* **Task item**:
All the entries need to be duplicated exactly, with the pictures omitted.

* **The input**:

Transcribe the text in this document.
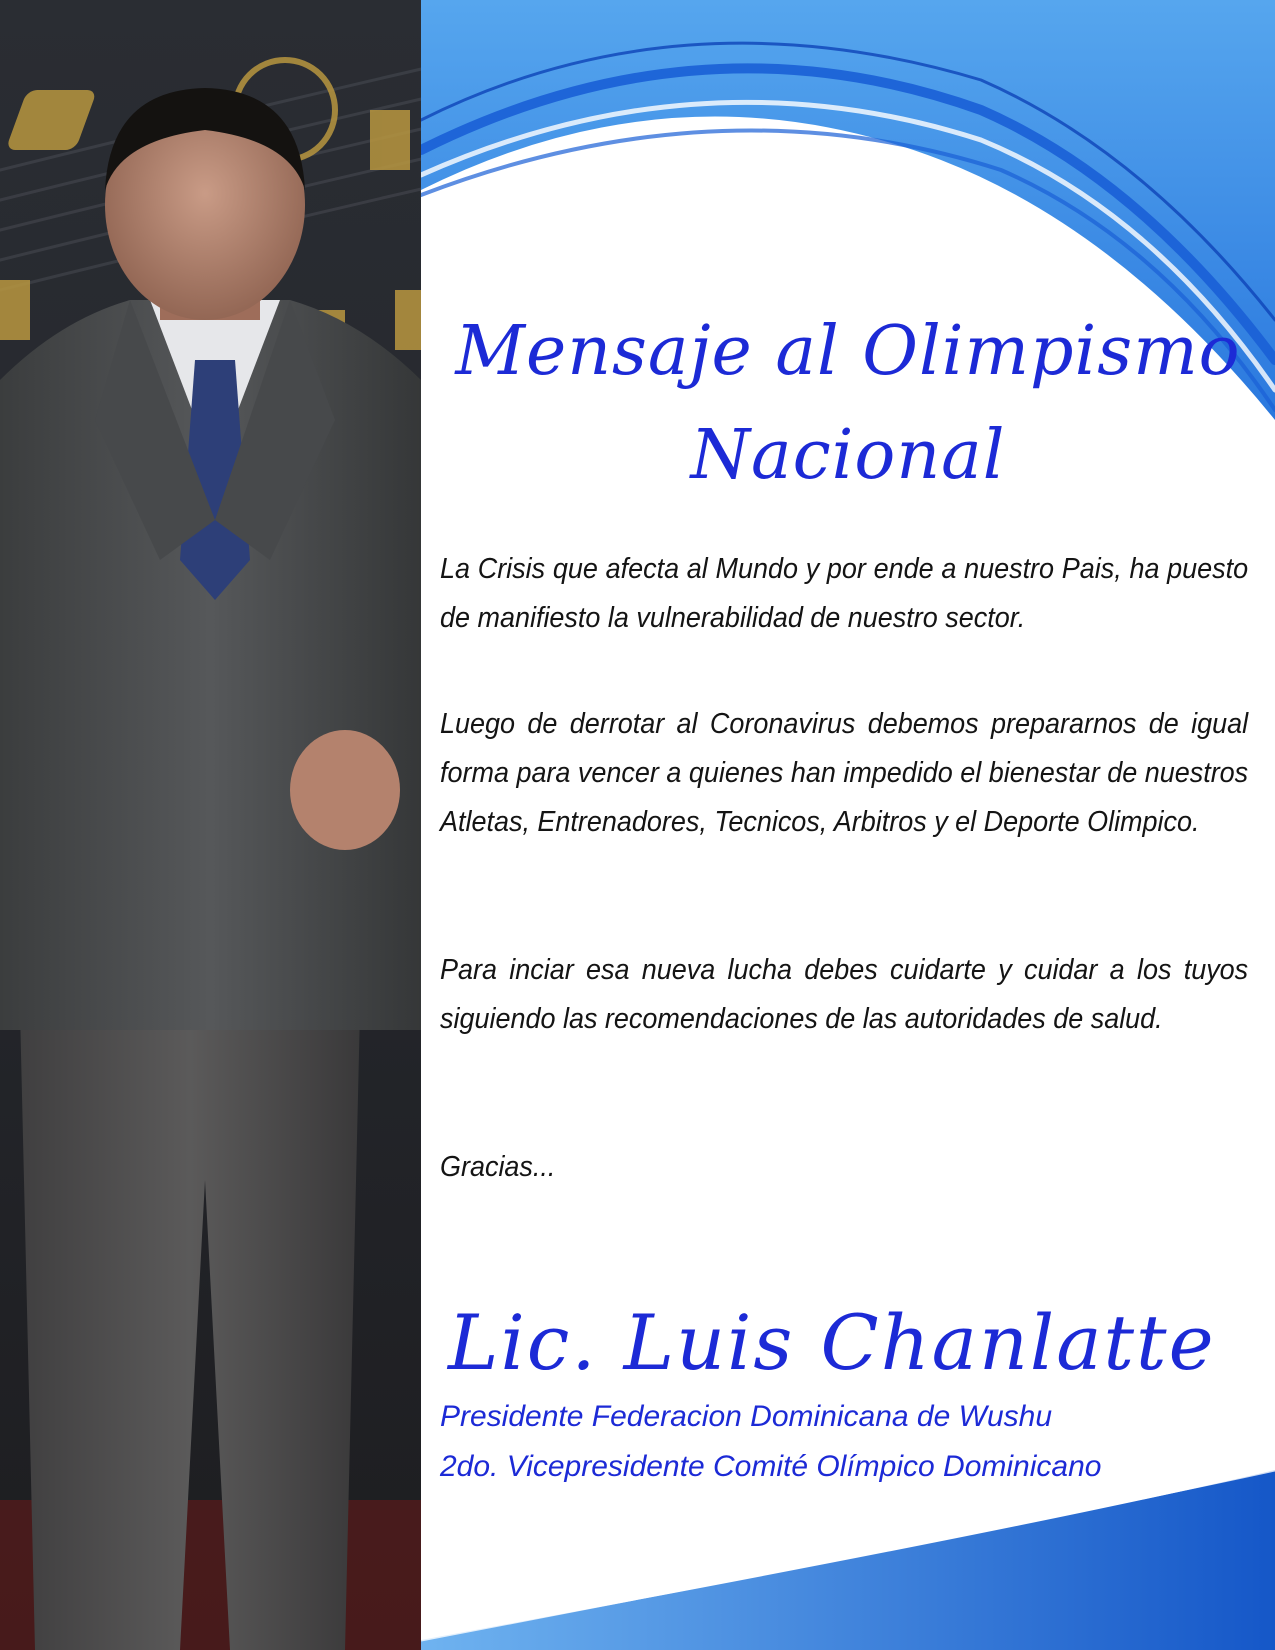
Mensaje al Olimpismo
Nacional
La Crisis que afecta al Mundo y por ende a nuestro Pais, ha puesto de manifiesto la vulnerabilidad de nuestro sector.
Luego de derrotar al Coronavirus debemos prepararnos de igual forma para vencer a quienes han impedido el bienestar de nuestros Atletas, Entrenadores, Tecnicos, Arbitros y el Deporte Olimpico.
Para inciar esa nueva lucha debes cuidarte y cuidar a los tuyos siguiendo las recomendaciones de las autoridades de salud.
Gracias...
Lic. Luis Chanlatte
Presidente Federacion Dominicana de Wushu
2do. Vicepresidente Comité Olímpico Dominicano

* **Finished exercise**:
Transcribe the text in this document.
Mensaje al Olimpismo
Nacional
La Crisis que afecta al Mundo y por ende a nuestro Pais, ha puesto de manifiesto la vulnerabilidad de nuestro sector.
Luego de derrotar al Coronavirus debemos prepararnos de igual forma para vencer a quienes han impedido el bienestar de nuestros Atletas, Entrenadores, Tecnicos, Arbitros y el Deporte Olimpico.
Para inciar esa nueva lucha debes cuidarte y cuidar a los tuyos siguiendo las recomendaciones de las autoridades de salud.
Gracias...
Lic. Luis Chanlatte
Presidente Federacion Dominicana de Wushu
2do. Vicepresidente Comité Olímpico Dominicano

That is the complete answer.